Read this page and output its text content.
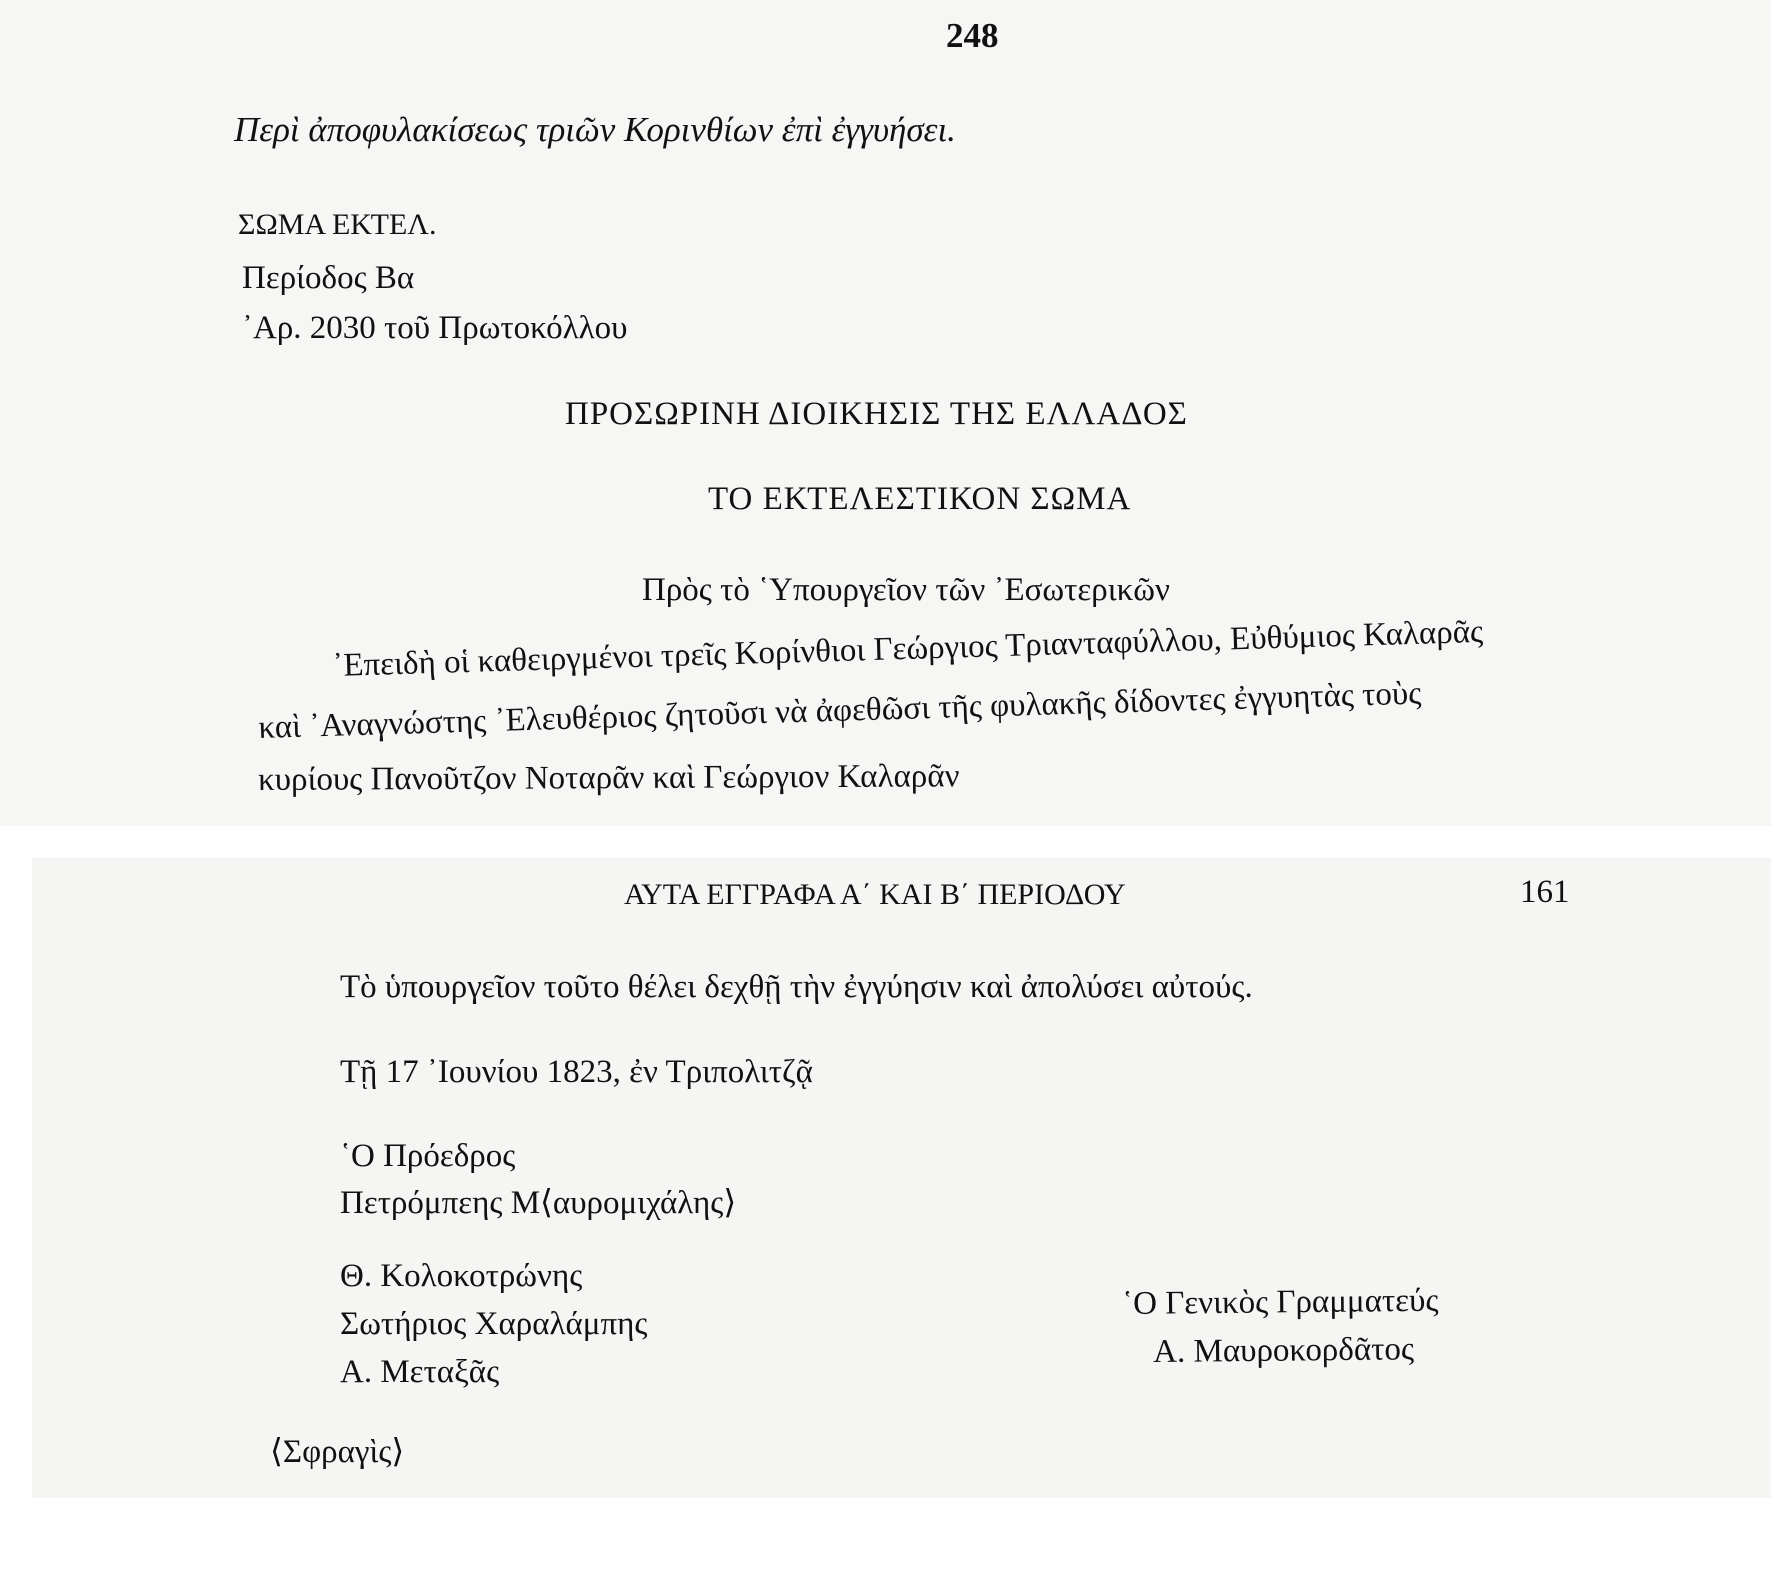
248
Περὶ ἀποφυλακίσεως τριῶν Κορινθίων ἐπὶ ἐγγυήσει.
ΣΩΜΑ ΕΚΤΕΛ.
Περίοδος Βα
᾿Αρ. 2030 τοῦ Πρωτοκόλλου
ΠΡΟΣΩΡΙΝΗ ΔΙΟΙΚΗΣΙΣ ΤΗΣ ΕΛΛΑΔΟΣ
ΤΟ ΕΚΤΕΛΕΣΤΙΚΟΝ ΣΩΜΑ
Πρὸς τὸ ῾Υπουργεῖον τῶν ᾿Εσωτερικῶν
᾿Επειδὴ οἱ καθειργμένοι τρεῖς Κορίνθιοι Γεώργιος Τριανταφύλλου, Εὐθύμιος Καλαρᾶς
καὶ ᾿Αναγνώστης ᾿Ελευθέριος ζητοῦσι νὰ ἀφεθῶσι τῆς φυλακῆς δίδοντες ἐγγυητὰς τοὺς
κυρίους Πανοῦτζον Νοταρᾶν καὶ Γεώργιον Καλαρᾶν
ΑΥΤΑ ΕΓΓΡΑΦΑ Α΄ ΚΑΙ Β΄ ΠΕΡΙΟΔΟΥ	161
Τὸ ὑπουργεῖον τοῦτο θέλει δεχθῇ τὴν ἐγγύησιν καὶ ἀπολύσει αὐτούς.
Τῇ 17 ᾿Ιουνίου 1823, ἐν Τριπολιτζᾷ
῾Ο Πρόεδρος
Πετρόμπεης Μ⟨αυρομιχάλης⟩
Θ. Κολοκοτρώνης
Σωτήριος Χαραλάμπης
Α. Μεταξᾶς
῾Ο Γενικὸς Γραμματεύς
Α. Μαυροκορδᾶτος
⟨Σφραγὶς⟩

What to produce:
Leave out the pictures and print each record exactly as it stands.

Completed exercise:
Read this page and output its text content.
248
Περὶ ἀποφυλακίσεως τριῶν Κορινθίων ἐπὶ ἐγγυήσει.
ΣΩΜΑ ΕΚΤΕΛ.
Περίοδος Βα
᾿Αρ. 2030 τοῦ Πρωτοκόλλου
ΠΡΟΣΩΡΙΝΗ ΔΙΟΙΚΗΣΙΣ ΤΗΣ ΕΛΛΑΔΟΣ
ΤΟ ΕΚΤΕΛΕΣΤΙΚΟΝ ΣΩΜΑ
Πρὸς τὸ ῾Υπουργεῖον τῶν ᾿Εσωτερικῶν
᾿Επειδὴ οἱ καθειργμένοι τρεῖς Κορίνθιοι Γεώργιος Τριανταφύλλου, Εὐθύμιος Καλαρᾶς
καὶ ᾿Αναγνώστης ᾿Ελευθέριος ζητοῦσι νὰ ἀφεθῶσι τῆς φυλακῆς δίδοντες ἐγγυητὰς τοὺς
κυρίους Πανοῦτζον Νοταρᾶν καὶ Γεώργιον Καλαρᾶν
ΑΥΤΑ ΕΓΓΡΑΦΑ Α΄ ΚΑΙ Β΄ ΠΕΡΙΟΔΟΥ	161
Τὸ ὑπουργεῖον τοῦτο θέλει δεχθῇ τὴν ἐγγύησιν καὶ ἀπολύσει αὐτούς.
Τῇ 17 ᾿Ιουνίου 1823, ἐν Τριπολιτζᾷ
῾Ο Πρόεδρος
Πετρόμπεης Μ⟨αυρομιχάλης⟩
Θ. Κολοκοτρώνης
Σωτήριος Χαραλάμπης
Α. Μεταξᾶς
῾Ο Γενικὸς Γραμματεύς
Α. Μαυροκορδᾶτος
⟨Σφραγὶς⟩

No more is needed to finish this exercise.